■ Information supplied:
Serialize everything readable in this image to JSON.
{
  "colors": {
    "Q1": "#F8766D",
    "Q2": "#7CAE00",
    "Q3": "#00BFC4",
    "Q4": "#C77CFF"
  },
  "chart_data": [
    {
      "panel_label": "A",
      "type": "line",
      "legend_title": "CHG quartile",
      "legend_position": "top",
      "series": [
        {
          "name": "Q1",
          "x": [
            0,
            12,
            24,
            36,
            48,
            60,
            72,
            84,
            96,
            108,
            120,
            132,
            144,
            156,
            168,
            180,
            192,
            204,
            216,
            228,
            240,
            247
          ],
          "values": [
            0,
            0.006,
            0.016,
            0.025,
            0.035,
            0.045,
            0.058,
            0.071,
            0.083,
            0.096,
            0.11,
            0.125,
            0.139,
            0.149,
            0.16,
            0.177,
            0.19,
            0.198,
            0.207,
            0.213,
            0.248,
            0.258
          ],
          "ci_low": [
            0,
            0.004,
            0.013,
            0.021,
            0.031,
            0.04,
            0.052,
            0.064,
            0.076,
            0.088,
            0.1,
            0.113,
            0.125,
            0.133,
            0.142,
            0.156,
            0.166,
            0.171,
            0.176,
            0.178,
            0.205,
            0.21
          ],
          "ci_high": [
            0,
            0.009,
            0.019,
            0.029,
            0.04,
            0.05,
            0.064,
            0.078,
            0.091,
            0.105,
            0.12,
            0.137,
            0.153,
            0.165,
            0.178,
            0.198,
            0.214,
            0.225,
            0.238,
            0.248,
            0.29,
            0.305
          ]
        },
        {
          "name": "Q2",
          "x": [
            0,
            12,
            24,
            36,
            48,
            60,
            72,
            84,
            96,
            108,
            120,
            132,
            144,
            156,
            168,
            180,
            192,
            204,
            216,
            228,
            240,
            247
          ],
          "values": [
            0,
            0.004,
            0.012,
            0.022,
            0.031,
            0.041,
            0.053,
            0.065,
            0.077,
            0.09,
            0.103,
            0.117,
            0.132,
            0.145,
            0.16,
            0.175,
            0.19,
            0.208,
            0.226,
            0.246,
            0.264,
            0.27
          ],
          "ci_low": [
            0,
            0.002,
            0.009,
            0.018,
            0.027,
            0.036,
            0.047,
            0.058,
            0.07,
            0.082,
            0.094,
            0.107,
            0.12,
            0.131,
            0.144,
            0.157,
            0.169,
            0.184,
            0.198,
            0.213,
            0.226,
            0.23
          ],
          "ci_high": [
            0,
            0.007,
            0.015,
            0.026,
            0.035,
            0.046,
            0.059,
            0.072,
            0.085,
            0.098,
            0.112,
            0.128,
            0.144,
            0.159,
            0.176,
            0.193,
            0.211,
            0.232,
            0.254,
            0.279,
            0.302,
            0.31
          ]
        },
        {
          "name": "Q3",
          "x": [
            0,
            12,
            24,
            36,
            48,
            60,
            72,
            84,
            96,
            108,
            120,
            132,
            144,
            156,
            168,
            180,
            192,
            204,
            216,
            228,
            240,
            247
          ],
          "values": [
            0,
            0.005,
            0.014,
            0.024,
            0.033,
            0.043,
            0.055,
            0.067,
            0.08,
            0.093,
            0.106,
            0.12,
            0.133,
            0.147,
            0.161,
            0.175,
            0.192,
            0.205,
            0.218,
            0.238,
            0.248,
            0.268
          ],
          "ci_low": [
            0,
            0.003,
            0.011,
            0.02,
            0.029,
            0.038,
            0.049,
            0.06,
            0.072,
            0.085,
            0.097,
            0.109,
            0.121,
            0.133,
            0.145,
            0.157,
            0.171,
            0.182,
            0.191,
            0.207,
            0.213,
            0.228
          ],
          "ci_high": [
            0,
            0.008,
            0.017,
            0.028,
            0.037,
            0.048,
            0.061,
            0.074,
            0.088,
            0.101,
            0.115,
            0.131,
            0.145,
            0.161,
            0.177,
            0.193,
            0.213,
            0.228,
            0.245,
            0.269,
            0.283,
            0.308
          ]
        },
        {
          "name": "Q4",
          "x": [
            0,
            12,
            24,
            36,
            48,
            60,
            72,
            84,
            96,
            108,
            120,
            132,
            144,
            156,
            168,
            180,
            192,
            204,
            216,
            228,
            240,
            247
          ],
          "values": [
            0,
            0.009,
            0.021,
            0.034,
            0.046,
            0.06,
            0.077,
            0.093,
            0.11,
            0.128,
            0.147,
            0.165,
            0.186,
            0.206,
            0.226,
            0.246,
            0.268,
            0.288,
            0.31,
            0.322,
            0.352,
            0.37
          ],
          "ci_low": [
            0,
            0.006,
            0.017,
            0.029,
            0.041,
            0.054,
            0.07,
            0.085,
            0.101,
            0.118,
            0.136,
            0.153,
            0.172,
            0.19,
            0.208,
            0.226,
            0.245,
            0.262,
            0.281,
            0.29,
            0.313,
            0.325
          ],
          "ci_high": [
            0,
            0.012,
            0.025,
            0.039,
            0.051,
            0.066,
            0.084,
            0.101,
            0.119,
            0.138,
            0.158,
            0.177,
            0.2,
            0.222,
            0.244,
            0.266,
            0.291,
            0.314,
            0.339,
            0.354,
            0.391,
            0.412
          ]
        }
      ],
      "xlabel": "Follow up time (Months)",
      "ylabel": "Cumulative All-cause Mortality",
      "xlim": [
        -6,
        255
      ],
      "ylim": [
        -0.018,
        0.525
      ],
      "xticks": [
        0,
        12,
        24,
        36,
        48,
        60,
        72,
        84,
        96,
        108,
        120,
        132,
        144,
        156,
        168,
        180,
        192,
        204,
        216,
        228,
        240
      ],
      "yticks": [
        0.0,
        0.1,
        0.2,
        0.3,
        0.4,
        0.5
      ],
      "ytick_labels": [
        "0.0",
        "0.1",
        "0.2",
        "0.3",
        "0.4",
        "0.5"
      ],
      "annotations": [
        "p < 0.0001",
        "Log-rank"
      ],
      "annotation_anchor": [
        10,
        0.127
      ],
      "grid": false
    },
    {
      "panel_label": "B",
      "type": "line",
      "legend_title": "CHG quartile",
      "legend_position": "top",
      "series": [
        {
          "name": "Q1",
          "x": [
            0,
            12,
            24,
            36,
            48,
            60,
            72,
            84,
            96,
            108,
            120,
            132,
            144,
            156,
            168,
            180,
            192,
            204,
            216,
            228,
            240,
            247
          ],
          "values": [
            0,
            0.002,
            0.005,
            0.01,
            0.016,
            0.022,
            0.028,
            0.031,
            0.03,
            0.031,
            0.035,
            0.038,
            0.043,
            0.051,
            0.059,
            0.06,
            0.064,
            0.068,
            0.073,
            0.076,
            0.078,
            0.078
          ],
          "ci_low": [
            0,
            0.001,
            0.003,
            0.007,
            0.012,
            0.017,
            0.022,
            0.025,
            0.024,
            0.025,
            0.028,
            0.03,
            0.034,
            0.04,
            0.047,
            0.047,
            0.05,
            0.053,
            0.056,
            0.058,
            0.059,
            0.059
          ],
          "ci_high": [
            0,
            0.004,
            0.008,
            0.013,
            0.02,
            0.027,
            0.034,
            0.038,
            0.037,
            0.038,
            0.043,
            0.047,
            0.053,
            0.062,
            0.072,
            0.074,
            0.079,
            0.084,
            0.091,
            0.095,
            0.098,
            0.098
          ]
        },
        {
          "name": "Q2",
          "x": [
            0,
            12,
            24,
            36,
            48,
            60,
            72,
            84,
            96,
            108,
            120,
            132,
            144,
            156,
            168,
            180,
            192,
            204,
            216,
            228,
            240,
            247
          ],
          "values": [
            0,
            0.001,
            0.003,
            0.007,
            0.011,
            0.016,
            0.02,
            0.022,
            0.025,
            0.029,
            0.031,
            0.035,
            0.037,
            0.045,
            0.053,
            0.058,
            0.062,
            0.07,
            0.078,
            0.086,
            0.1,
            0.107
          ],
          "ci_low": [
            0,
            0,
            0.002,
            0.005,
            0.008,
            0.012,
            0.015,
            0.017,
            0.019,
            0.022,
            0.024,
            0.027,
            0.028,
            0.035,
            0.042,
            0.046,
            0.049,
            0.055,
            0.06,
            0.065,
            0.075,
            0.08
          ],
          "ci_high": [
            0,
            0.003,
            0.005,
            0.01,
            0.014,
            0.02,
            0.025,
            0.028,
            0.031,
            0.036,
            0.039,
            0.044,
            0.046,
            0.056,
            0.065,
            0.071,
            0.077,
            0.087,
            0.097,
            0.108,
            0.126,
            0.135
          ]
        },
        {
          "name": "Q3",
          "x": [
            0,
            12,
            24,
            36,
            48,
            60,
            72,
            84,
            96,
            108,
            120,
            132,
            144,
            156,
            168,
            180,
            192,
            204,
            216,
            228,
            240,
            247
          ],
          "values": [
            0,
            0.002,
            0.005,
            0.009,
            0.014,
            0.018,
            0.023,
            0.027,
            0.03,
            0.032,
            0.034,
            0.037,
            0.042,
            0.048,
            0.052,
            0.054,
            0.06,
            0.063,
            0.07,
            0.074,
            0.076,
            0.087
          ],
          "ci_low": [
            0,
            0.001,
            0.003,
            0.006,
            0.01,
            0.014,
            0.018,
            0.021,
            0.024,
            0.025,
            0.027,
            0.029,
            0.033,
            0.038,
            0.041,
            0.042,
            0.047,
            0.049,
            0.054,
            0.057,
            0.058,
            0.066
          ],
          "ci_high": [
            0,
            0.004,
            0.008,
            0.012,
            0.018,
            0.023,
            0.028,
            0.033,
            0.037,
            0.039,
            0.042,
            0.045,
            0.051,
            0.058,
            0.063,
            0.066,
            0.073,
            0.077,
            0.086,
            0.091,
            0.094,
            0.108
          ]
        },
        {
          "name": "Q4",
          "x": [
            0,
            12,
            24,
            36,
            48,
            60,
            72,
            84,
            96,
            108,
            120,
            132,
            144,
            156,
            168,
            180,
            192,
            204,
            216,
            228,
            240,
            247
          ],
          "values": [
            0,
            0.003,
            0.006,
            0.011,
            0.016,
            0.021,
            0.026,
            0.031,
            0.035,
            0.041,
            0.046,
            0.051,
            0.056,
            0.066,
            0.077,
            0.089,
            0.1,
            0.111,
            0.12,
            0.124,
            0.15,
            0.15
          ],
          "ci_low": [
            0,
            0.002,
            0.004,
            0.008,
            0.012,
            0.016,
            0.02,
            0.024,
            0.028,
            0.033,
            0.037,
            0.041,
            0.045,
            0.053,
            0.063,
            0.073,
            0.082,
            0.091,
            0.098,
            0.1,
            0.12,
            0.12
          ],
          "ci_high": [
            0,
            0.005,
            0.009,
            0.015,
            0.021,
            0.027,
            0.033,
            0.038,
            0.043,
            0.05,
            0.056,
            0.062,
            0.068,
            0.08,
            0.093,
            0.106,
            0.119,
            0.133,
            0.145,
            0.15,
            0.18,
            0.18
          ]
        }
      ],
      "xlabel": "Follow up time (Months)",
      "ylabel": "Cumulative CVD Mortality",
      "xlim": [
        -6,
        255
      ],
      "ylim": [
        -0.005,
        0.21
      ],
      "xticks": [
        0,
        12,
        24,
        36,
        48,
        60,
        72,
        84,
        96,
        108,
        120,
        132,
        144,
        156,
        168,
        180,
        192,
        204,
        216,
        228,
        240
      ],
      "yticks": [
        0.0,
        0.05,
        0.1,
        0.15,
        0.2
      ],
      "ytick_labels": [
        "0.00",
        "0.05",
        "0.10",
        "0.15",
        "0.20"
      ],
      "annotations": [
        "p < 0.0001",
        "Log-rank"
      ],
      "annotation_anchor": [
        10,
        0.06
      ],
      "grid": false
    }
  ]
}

■ What is being asked: For this exercise, gather every line of the data that contains the word "Cumulative".

■ Reply to the exercise:
      "ylabel": "Cumulative All-cause Mortality",
      "ylabel": "Cumulative CVD Mortality",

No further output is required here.